TASK —
Scan the material and copy every line in which "статьи" appears.

DATASET ROWS —
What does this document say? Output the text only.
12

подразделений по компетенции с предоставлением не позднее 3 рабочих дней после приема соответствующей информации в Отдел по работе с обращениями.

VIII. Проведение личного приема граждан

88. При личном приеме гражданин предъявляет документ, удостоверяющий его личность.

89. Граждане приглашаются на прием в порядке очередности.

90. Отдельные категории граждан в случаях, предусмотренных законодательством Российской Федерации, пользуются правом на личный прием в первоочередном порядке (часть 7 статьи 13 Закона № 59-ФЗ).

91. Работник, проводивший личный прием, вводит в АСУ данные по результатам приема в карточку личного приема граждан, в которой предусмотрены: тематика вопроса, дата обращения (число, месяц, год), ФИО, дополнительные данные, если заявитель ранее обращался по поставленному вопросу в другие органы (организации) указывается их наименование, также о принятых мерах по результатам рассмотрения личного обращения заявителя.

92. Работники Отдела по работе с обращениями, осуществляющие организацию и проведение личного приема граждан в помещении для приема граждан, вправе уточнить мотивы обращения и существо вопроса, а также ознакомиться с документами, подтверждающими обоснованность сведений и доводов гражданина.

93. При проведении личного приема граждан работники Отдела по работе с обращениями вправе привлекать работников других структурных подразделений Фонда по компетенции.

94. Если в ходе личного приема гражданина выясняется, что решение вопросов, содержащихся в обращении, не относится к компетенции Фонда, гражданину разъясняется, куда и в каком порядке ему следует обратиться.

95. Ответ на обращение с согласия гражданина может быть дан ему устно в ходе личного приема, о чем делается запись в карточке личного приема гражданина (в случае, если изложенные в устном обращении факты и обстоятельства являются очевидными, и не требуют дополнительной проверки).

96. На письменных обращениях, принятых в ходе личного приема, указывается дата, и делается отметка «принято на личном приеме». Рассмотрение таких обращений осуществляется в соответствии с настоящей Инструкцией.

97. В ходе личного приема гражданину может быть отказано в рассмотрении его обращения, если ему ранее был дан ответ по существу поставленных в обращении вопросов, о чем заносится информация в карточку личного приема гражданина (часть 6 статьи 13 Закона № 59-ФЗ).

* * *

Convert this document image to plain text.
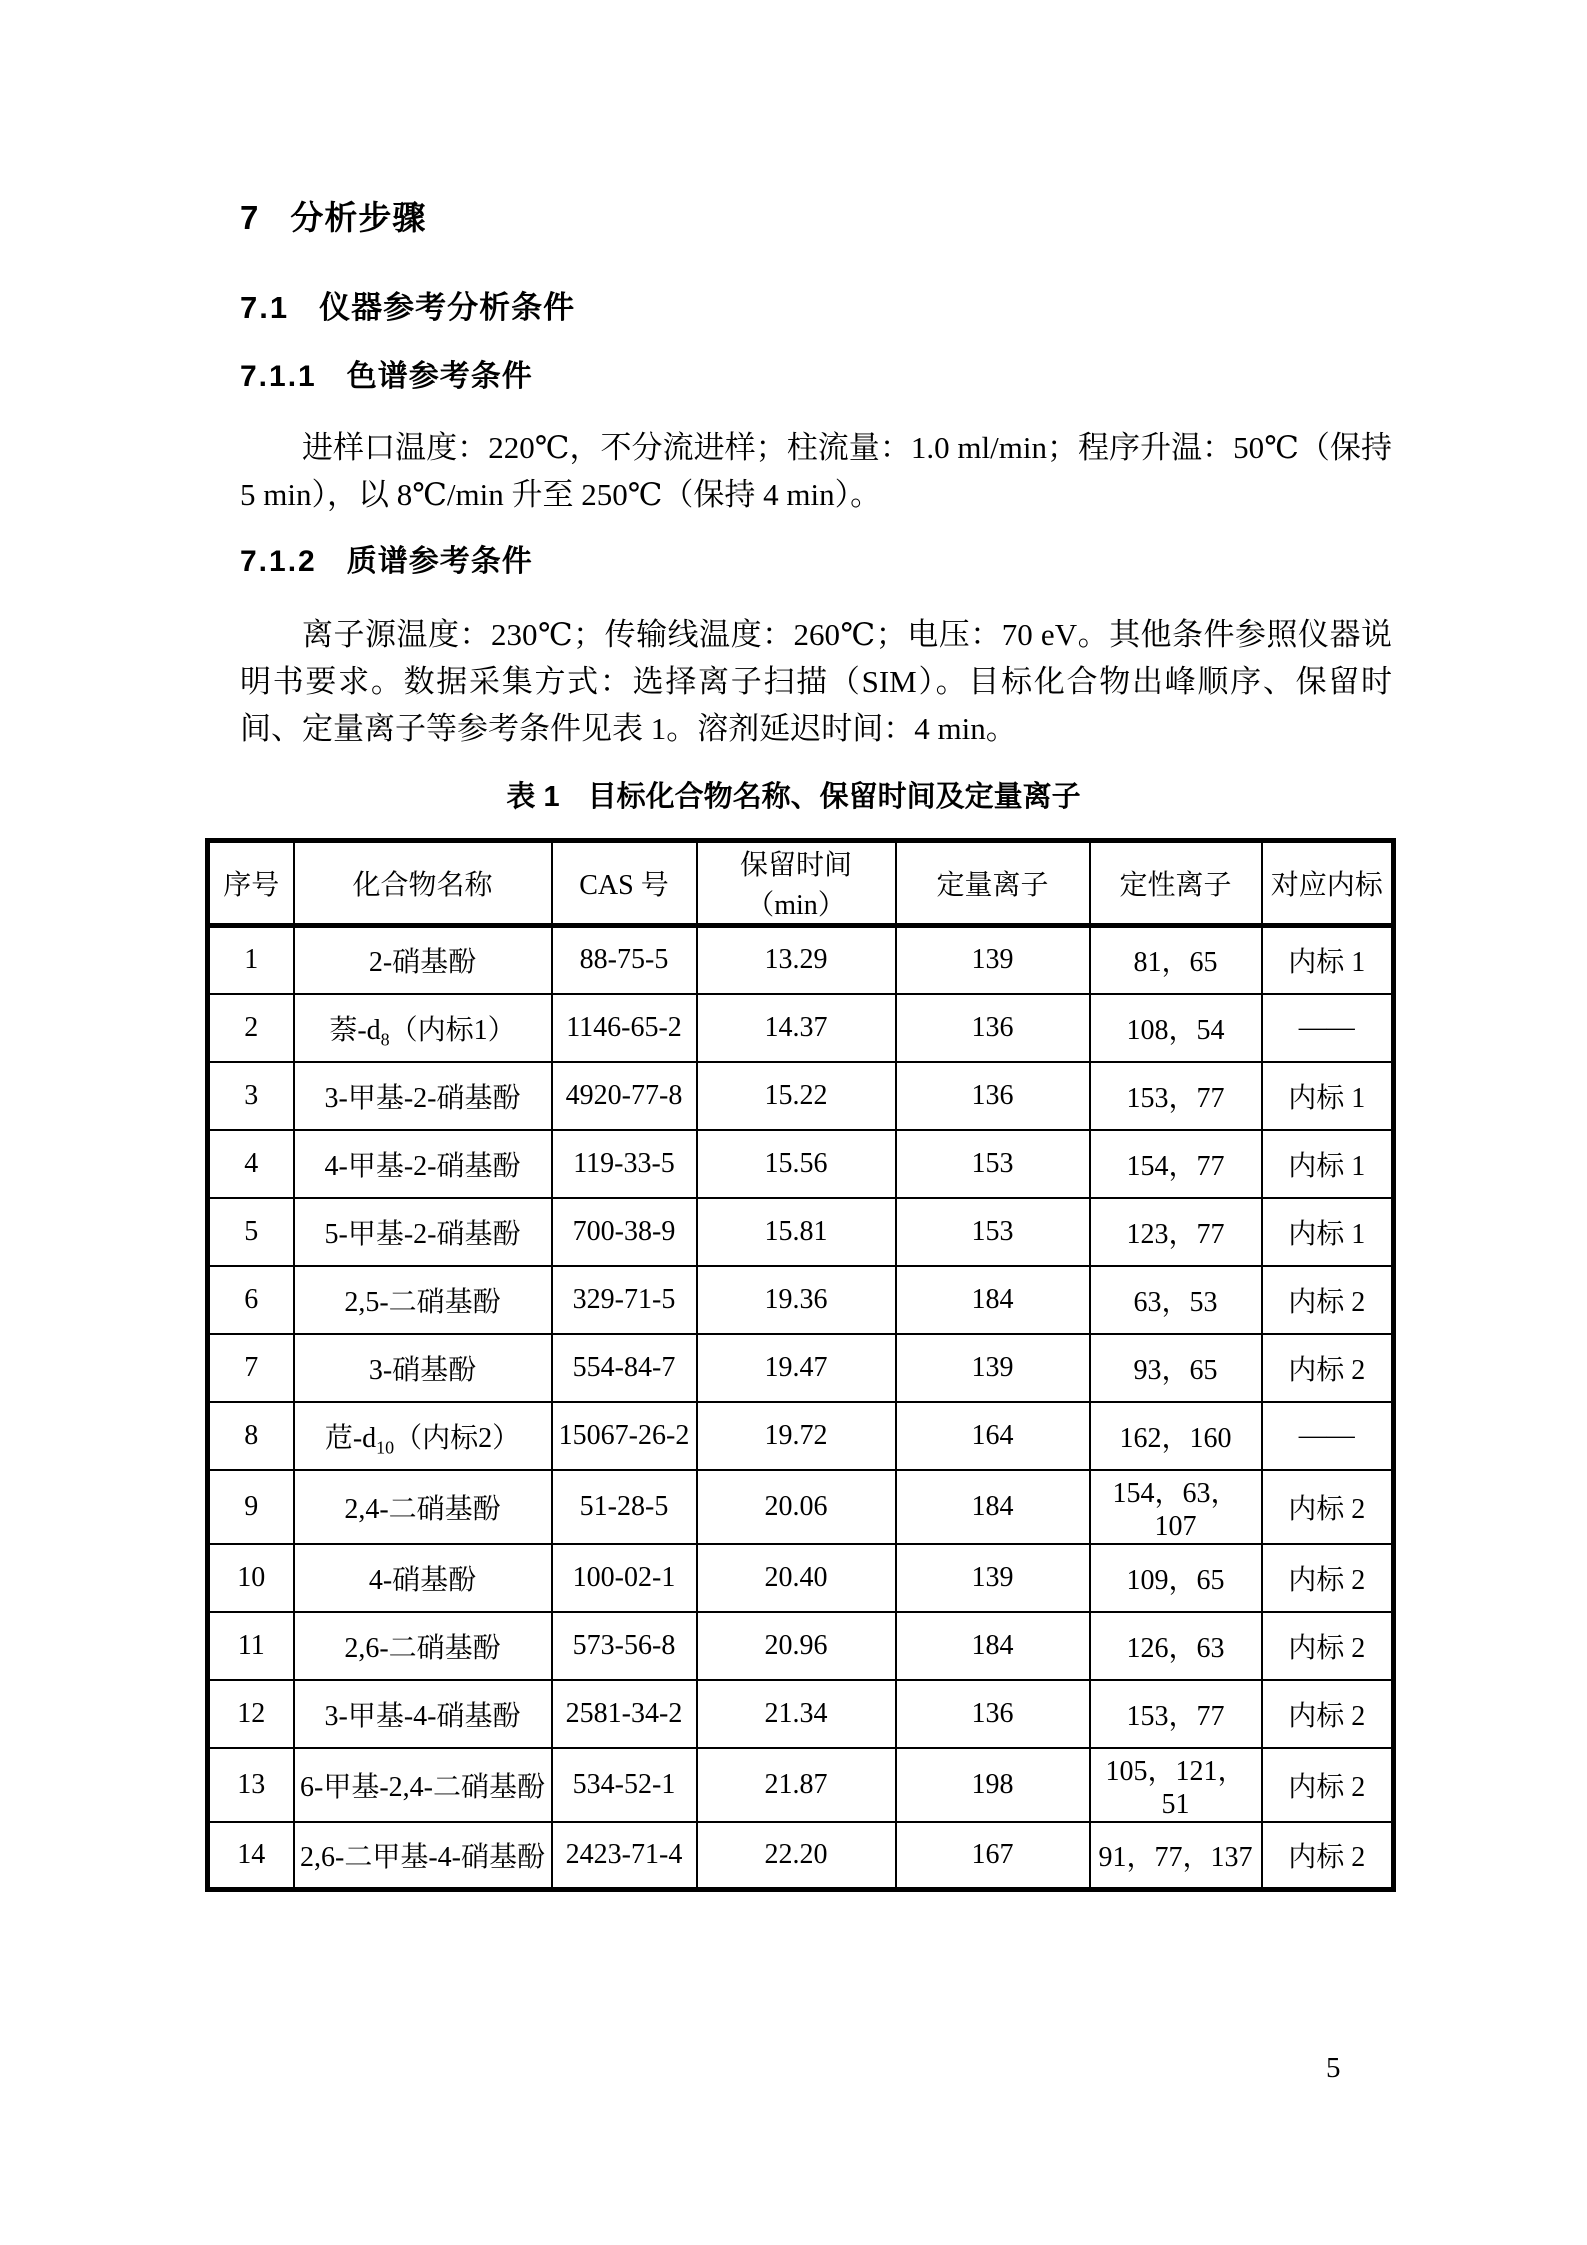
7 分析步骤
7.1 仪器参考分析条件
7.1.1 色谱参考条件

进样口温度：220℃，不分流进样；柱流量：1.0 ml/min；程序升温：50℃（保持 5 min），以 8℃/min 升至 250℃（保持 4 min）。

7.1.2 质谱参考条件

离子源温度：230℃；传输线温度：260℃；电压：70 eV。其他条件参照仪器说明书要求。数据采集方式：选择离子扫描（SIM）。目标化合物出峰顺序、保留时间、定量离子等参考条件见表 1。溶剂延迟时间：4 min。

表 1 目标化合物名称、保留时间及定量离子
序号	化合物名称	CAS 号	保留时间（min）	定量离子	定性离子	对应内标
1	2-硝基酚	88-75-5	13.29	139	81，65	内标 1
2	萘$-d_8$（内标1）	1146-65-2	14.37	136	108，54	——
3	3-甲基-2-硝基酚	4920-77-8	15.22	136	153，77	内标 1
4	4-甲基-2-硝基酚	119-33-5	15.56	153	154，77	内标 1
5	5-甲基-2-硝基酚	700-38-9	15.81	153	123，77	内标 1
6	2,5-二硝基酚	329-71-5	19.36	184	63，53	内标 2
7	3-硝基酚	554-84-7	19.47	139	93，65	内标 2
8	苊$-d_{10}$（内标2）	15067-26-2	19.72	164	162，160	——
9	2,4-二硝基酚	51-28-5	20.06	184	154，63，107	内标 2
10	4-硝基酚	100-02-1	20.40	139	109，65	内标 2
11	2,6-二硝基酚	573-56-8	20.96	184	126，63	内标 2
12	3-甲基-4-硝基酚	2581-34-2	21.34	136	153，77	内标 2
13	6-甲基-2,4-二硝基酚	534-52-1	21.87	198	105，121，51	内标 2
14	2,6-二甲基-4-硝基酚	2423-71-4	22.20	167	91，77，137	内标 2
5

RESULT OF THE TASK —
90. Отдельные категории граждан в случаях, предусмотренных законодательством Российской Федерации, пользуются правом на личный прием в первоочередном порядке (часть 7 статьи 13 Закона № 59-ФЗ).
97. В ходе личного приема гражданину может быть отказано в рассмотрении его обращения, если ему ранее был дан ответ по существу поставленных в обращении вопросов, о чем заносится информация в карточку личного приема гражданина (часть 6 статьи 13 Закона № 59-ФЗ).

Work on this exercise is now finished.